[Recorded data]

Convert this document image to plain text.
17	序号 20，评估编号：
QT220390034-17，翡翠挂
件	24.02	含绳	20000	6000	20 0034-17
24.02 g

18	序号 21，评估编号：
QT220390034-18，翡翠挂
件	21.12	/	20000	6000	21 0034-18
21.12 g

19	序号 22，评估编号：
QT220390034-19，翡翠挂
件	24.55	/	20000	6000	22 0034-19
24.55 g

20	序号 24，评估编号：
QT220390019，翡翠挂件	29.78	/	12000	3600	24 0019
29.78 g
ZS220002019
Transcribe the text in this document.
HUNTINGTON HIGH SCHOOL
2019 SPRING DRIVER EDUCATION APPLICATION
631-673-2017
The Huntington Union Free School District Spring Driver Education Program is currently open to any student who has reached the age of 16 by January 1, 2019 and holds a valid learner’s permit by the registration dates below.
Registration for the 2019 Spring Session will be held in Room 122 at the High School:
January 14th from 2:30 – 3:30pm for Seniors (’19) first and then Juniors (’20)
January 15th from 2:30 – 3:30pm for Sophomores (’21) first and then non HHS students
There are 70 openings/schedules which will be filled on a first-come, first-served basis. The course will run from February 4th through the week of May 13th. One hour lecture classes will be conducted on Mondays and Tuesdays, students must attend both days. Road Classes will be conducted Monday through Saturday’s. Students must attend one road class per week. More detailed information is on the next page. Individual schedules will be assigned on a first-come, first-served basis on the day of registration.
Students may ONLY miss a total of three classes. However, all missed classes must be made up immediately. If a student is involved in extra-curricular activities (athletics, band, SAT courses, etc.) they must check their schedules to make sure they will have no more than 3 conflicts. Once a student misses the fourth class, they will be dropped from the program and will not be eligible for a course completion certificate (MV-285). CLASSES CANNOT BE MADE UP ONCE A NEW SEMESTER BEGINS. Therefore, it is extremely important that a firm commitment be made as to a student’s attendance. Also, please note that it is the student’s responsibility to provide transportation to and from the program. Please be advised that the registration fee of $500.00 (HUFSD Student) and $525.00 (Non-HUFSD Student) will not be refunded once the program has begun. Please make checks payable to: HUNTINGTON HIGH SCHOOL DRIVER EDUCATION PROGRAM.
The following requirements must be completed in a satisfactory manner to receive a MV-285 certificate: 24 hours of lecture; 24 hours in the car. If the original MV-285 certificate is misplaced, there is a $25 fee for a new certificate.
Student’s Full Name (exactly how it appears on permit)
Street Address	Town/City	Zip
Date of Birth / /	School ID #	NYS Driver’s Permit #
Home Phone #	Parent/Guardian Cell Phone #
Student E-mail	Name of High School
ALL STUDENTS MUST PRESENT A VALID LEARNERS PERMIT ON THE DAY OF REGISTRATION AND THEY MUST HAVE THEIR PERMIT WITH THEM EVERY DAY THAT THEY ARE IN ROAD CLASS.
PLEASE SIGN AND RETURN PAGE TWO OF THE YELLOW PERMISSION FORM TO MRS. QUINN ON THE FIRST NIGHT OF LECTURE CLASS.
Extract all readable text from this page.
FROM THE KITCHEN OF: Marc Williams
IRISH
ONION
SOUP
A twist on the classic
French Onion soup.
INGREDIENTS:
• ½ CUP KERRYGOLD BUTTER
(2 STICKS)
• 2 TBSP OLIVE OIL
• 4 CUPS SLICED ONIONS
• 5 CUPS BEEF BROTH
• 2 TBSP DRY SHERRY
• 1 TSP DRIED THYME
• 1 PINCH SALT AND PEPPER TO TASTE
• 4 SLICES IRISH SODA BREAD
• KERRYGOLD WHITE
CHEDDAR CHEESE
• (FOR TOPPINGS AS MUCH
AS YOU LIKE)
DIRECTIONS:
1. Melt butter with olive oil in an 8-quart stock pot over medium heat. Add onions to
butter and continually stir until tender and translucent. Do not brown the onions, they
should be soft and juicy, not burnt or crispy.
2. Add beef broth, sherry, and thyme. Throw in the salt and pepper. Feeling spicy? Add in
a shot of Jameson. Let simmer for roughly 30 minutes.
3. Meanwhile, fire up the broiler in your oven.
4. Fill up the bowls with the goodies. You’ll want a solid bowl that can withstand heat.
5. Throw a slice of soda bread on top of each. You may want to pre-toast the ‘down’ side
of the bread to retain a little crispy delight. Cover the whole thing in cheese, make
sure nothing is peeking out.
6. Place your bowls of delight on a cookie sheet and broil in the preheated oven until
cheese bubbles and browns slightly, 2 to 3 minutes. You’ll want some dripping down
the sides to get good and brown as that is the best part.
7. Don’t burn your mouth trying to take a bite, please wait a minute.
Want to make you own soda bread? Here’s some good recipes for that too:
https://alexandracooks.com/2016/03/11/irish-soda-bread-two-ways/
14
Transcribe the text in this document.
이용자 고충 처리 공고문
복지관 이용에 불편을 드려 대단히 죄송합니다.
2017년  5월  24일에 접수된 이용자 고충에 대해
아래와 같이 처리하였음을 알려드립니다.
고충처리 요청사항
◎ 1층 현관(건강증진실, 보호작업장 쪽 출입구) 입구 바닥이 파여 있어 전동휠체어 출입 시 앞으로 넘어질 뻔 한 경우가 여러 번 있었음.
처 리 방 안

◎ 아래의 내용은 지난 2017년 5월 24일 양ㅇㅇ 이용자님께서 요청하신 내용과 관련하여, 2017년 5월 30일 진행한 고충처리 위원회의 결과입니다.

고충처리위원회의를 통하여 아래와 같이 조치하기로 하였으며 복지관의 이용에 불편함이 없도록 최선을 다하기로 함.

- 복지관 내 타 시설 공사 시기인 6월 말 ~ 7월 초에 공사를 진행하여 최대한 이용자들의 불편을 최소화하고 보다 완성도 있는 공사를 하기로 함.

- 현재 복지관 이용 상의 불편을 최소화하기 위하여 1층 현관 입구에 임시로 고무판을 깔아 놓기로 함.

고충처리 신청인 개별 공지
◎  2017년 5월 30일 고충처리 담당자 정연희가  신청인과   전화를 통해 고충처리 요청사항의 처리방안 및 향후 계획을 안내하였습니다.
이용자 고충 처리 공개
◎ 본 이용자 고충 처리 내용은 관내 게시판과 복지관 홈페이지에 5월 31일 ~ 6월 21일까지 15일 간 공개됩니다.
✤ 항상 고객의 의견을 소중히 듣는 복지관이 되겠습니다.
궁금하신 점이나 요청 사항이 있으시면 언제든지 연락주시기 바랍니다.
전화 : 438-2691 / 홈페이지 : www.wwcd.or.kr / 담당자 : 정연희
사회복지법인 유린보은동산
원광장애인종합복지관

=== REQUEST ===
Repeat all the entries word for word.

=== WRITTEN SOLUTION ===
Convert this document image to plain text.
17	序号 20，评估编号：
QT220390034-17，翡翠挂
件	24.02	含绳	20000	6000	20 0034-17
24.02 g

18	序号 21，评估编号：
QT220390034-18，翡翠挂
件	21.12	/	20000	6000	21 0034-18
21.12 g

19	序号 22，评估编号：
QT220390034-19，翡翠挂
件	24.55	/	20000	6000	22 0034-19
24.55 g

20	序号 24，评估编号：
QT220390019，翡翠挂件	29.78	/	12000	3600	24 0019
29.78 g
ZS220002019
Transcribe the text in this document.
HUNTINGTON HIGH SCHOOL
2019 SPRING DRIVER EDUCATION APPLICATION
631-673-2017
The Huntington Union Free School District Spring Driver Education Program is currently open to any student who has reached the age of 16 by January 1, 2019 and holds a valid learner’s permit by the registration dates below.
Registration for the 2019 Spring Session will be held in Room 122 at the High School:
January 14th from 2:30 – 3:30pm for Seniors (’19) first and then Juniors (’20)
January 15th from 2:30 – 3:30pm for Sophomores (’21) first and then non HHS students
There are 70 openings/schedules which will be filled on a first-come, first-served basis. The course will run from February 4th through the week of May 13th. One hour lecture classes will be conducted on Mondays and Tuesdays, students must attend both days. Road Classes will be conducted Monday through Saturday’s. Students must attend one road class per week. More detailed information is on the next page. Individual schedules will be assigned on a first-come, first-served basis on the day of registration.
Students may ONLY miss a total of three classes. However, all missed classes must be made up immediately. If a student is involved in extra-curricular activities (athletics, band, SAT courses, etc.) they must check their schedules to make sure they will have no more than 3 conflicts. Once a student misses the fourth class, they will be dropped from the program and will not be eligible for a course completion certificate (MV-285). CLASSES CANNOT BE MADE UP ONCE A NEW SEMESTER BEGINS. Therefore, it is extremely important that a firm commitment be made as to a student’s attendance. Also, please note that it is the student’s responsibility to provide transportation to and from the program. Please be advised that the registration fee of $500.00 (HUFSD Student) and $525.00 (Non-HUFSD Student) will not be refunded once the program has begun. Please make checks payable to: HUNTINGTON HIGH SCHOOL DRIVER EDUCATION PROGRAM.
The following requirements must be completed in a satisfactory manner to receive a MV-285 certificate: 24 hours of lecture; 24 hours in the car. If the original MV-285 certificate is misplaced, there is a $25 fee for a new certificate.
Student’s Full Name (exactly how it appears on permit)
Street Address	Town/City	Zip
Date of Birth / /	School ID #	NYS Driver’s Permit #
Home Phone #	Parent/Guardian Cell Phone #
Student E-mail	Name of High School
ALL STUDENTS MUST PRESENT A VALID LEARNERS PERMIT ON THE DAY OF REGISTRATION AND THEY MUST HAVE THEIR PERMIT WITH THEM EVERY DAY THAT THEY ARE IN ROAD CLASS.
PLEASE SIGN AND RETURN PAGE TWO OF THE YELLOW PERMISSION FORM TO MRS. QUINN ON THE FIRST NIGHT OF LECTURE CLASS.
Extract all readable text from this page.
FROM THE KITCHEN OF: Marc Williams
IRISH
ONION
SOUP
A twist on the classic
French Onion soup.
INGREDIENTS:
• ½ CUP KERRYGOLD BUTTER
(2 STICKS)
• 2 TBSP OLIVE OIL
• 4 CUPS SLICED ONIONS
• 5 CUPS BEEF BROTH
• 2 TBSP DRY SHERRY
• 1 TSP DRIED THYME
• 1 PINCH SALT AND PEPPER TO TASTE
• 4 SLICES IRISH SODA BREAD
• KERRYGOLD WHITE
CHEDDAR CHEESE
• (FOR TOPPINGS AS MUCH
AS YOU LIKE)
DIRECTIONS:
1. Melt butter with olive oil in an 8-quart stock pot over medium heat. Add onions to
butter and continually stir until tender and translucent. Do not brown the onions, they
should be soft and juicy, not burnt or crispy.
2. Add beef broth, sherry, and thyme. Throw in the salt and pepper. Feeling spicy? Add in
a shot of Jameson. Let simmer for roughly 30 minutes.
3. Meanwhile, fire up the broiler in your oven.
4. Fill up the bowls with the goodies. You’ll want a solid bowl that can withstand heat.
5. Throw a slice of soda bread on top of each. You may want to pre-toast the ‘down’ side
of the bread to retain a little crispy delight. Cover the whole thing in cheese, make
sure nothing is peeking out.
6. Place your bowls of delight on a cookie sheet and broil in the preheated oven until
cheese bubbles and browns slightly, 2 to 3 minutes. You’ll want some dripping down
the sides to get good and brown as that is the best part.
7. Don’t burn your mouth trying to take a bite, please wait a minute.
Want to make you own soda bread? Here’s some good recipes for that too:
https://alexandracooks.com/2016/03/11/irish-soda-bread-two-ways/
14
Transcribe the text in this document.
이용자 고충 처리 공고문
복지관 이용에 불편을 드려 대단히 죄송합니다.
2017년  5월  24일에 접수된 이용자 고충에 대해
아래와 같이 처리하였음을 알려드립니다.
고충처리 요청사항
◎ 1층 현관(건강증진실, 보호작업장 쪽 출입구) 입구 바닥이 파여 있어 전동휠체어 출입 시 앞으로 넘어질 뻔 한 경우가 여러 번 있었음.
처 리 방 안

◎ 아래의 내용은 지난 2017년 5월 24일 양ㅇㅇ 이용자님께서 요청하신 내용과 관련하여, 2017년 5월 30일 진행한 고충처리 위원회의 결과입니다.

고충처리위원회의를 통하여 아래와 같이 조치하기로 하였으며 복지관의 이용에 불편함이 없도록 최선을 다하기로 함.

- 복지관 내 타 시설 공사 시기인 6월 말 ~ 7월 초에 공사를 진행하여 최대한 이용자들의 불편을 최소화하고 보다 완성도 있는 공사를 하기로 함.

- 현재 복지관 이용 상의 불편을 최소화하기 위하여 1층 현관 입구에 임시로 고무판을 깔아 놓기로 함.

고충처리 신청인 개별 공지
◎  2017년 5월 30일 고충처리 담당자 정연희가  신청인과   전화를 통해 고충처리 요청사항의 처리방안 및 향후 계획을 안내하였습니다.
이용자 고충 처리 공개
◎ 본 이용자 고충 처리 내용은 관내 게시판과 복지관 홈페이지에 5월 31일 ~ 6월 21일까지 15일 간 공개됩니다.
✤ 항상 고객의 의견을 소중히 듣는 복지관이 되겠습니다.
궁금하신 점이나 요청 사항이 있으시면 언제든지 연락주시기 바랍니다.
전화 : 438-2691 / 홈페이지 : www.wwcd.or.kr / 담당자 : 정연희
사회복지법인 유린보은동산
원광장애인종합복지관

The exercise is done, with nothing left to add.